(Extracted records)
_ _ _ _ _

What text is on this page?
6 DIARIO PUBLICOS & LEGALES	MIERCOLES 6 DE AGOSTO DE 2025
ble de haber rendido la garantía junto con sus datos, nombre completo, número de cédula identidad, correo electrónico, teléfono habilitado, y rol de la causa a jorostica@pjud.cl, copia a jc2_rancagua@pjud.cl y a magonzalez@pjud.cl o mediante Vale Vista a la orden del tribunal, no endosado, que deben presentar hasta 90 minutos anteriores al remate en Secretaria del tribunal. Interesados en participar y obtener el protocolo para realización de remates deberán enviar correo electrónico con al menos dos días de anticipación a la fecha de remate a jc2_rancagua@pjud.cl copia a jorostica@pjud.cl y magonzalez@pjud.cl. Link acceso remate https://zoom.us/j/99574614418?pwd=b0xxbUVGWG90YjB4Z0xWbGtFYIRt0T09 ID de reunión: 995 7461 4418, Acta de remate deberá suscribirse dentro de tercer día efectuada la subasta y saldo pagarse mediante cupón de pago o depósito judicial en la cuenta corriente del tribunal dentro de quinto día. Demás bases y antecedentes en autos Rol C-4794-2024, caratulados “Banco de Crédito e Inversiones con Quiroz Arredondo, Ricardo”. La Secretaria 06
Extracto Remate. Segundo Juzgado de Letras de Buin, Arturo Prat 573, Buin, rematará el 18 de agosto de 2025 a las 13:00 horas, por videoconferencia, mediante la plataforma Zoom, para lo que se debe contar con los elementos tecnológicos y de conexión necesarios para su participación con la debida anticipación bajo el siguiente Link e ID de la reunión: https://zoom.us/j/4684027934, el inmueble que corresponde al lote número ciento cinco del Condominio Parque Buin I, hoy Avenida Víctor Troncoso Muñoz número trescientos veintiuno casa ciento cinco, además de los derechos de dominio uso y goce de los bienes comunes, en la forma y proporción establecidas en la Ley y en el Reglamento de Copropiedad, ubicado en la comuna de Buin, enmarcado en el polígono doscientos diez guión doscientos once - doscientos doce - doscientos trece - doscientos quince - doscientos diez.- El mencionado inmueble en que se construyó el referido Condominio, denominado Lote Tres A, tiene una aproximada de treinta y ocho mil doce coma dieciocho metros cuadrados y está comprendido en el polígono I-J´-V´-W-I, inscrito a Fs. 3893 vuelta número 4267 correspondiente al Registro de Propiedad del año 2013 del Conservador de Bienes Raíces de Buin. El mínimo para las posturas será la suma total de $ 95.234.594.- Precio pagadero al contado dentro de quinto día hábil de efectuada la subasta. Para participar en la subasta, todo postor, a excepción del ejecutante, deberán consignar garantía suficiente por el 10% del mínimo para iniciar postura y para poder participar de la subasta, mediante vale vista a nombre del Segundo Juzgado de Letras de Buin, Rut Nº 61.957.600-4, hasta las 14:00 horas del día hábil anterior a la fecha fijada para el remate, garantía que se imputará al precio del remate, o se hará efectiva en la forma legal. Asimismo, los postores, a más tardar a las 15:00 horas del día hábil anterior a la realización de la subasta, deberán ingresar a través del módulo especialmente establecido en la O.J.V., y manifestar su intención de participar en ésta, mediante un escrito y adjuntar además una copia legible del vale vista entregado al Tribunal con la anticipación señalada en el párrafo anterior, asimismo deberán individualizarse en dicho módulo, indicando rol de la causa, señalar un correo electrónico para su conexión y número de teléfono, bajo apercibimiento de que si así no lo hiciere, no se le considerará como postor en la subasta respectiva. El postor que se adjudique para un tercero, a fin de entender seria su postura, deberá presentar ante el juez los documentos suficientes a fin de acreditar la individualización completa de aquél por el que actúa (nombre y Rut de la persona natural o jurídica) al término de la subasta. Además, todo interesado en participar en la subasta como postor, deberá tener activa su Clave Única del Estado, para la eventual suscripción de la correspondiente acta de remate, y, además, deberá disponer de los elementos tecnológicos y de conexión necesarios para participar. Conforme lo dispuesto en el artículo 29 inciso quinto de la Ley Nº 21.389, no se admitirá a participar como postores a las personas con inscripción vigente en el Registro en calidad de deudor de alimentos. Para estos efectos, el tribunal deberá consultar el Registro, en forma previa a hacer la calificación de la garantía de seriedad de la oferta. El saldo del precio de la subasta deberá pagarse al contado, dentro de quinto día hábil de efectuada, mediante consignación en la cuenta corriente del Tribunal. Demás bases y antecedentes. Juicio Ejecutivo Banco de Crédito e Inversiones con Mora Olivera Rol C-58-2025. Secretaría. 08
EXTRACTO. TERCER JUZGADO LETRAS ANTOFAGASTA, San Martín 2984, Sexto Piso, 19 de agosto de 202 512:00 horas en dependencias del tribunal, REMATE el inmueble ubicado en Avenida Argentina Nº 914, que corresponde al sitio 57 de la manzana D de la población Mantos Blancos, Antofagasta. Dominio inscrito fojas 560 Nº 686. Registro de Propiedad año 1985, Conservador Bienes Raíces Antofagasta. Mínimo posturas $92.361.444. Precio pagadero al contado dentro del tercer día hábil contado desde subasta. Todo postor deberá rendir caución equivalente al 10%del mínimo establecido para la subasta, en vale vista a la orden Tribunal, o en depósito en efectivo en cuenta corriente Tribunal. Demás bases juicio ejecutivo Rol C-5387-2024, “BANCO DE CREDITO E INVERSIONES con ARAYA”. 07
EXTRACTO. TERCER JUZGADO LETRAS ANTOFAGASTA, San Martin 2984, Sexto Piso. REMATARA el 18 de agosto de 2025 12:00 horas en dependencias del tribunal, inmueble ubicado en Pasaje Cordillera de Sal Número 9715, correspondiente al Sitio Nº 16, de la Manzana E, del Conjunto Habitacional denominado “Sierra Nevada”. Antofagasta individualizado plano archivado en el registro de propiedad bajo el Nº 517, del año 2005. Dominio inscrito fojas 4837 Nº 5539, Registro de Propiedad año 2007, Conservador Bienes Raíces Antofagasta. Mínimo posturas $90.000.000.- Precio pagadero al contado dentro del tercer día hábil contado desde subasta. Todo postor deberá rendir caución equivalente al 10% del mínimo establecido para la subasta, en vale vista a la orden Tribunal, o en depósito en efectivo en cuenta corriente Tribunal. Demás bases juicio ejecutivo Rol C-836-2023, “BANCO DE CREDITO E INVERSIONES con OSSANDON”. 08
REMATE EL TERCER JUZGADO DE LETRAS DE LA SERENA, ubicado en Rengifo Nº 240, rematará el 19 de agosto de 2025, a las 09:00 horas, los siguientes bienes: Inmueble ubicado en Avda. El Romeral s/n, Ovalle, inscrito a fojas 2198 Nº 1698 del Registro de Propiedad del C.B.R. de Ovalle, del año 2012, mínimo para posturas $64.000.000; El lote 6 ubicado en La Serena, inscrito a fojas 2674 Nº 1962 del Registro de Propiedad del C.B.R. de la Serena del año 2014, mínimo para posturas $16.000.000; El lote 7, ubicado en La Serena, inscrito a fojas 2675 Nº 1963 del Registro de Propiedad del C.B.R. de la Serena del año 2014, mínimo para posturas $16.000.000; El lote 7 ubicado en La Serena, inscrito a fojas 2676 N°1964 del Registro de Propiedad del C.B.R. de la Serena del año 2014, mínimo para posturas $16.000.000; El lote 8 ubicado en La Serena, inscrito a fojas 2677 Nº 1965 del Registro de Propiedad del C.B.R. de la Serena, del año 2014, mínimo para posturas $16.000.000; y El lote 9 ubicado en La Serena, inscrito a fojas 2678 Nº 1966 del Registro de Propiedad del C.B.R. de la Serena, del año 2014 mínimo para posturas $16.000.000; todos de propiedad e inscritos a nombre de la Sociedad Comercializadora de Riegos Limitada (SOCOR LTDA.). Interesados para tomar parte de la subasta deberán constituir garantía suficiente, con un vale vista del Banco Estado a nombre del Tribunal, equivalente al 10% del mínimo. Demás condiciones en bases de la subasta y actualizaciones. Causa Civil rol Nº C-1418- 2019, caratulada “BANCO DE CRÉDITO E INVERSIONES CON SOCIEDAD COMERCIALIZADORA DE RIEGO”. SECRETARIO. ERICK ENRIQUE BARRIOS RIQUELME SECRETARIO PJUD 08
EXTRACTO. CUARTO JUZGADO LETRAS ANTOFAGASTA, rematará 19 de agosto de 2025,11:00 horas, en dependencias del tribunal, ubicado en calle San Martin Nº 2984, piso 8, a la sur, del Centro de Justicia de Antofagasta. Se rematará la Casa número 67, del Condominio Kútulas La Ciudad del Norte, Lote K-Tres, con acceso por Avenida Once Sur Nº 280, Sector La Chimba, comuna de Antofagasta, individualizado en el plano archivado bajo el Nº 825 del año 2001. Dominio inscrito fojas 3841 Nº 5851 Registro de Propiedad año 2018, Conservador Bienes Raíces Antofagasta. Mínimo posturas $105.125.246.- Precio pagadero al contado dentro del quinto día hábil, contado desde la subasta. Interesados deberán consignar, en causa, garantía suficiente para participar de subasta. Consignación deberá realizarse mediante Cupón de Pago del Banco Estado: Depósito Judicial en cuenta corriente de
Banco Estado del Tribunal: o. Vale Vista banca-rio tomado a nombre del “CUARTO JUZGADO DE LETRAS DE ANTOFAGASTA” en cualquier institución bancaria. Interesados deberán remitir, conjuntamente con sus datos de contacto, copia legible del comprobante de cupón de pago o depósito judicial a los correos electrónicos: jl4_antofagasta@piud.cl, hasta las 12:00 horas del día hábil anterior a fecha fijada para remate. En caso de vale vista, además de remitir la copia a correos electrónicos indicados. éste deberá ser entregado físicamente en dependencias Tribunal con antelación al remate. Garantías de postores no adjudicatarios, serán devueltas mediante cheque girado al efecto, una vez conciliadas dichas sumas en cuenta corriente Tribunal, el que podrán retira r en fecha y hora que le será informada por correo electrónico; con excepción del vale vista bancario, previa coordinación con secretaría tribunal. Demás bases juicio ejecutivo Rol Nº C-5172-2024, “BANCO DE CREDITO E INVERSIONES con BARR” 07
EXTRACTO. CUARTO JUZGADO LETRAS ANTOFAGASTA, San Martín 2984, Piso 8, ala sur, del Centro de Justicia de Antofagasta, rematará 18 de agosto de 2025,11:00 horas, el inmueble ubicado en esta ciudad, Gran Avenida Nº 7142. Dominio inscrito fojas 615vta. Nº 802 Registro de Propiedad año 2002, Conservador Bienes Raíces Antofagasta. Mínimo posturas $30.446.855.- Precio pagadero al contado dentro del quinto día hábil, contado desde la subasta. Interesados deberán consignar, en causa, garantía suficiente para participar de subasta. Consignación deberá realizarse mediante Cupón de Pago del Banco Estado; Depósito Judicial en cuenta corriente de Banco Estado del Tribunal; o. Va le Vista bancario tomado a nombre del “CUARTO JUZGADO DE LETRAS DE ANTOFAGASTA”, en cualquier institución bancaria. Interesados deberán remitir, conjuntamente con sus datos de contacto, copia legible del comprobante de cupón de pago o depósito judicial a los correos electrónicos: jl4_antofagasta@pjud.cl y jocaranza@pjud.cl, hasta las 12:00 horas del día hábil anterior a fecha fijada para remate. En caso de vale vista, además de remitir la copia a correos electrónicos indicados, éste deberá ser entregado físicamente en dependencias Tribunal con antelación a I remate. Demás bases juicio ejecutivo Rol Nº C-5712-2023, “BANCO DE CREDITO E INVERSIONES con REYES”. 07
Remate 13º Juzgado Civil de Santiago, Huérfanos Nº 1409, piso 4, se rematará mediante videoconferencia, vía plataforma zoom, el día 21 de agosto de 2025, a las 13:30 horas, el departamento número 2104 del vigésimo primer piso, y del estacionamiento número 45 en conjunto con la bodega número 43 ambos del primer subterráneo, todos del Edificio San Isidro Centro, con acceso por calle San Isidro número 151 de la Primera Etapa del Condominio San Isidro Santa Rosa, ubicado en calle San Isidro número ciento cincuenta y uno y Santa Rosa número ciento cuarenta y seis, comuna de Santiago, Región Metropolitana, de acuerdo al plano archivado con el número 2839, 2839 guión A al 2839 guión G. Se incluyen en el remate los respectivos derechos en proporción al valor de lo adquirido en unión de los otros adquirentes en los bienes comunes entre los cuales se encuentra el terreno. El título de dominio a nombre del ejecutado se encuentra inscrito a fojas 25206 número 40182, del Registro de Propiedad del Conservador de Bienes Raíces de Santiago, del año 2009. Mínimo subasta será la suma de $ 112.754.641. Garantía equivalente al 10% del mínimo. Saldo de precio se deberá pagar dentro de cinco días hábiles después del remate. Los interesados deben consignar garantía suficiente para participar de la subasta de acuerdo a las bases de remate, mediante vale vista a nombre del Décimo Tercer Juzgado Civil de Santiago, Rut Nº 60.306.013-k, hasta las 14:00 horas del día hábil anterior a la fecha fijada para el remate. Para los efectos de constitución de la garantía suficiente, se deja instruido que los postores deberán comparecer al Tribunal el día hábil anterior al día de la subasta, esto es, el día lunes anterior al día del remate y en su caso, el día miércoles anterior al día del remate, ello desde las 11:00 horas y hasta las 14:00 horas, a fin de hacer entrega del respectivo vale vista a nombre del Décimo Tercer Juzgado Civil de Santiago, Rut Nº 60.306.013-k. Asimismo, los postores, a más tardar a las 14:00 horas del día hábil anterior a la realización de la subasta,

_ _ _ _ _

**Goal**
Count every line in the preceding entries where the string "rendir" appears, then state only the total.

**Expected answer**
2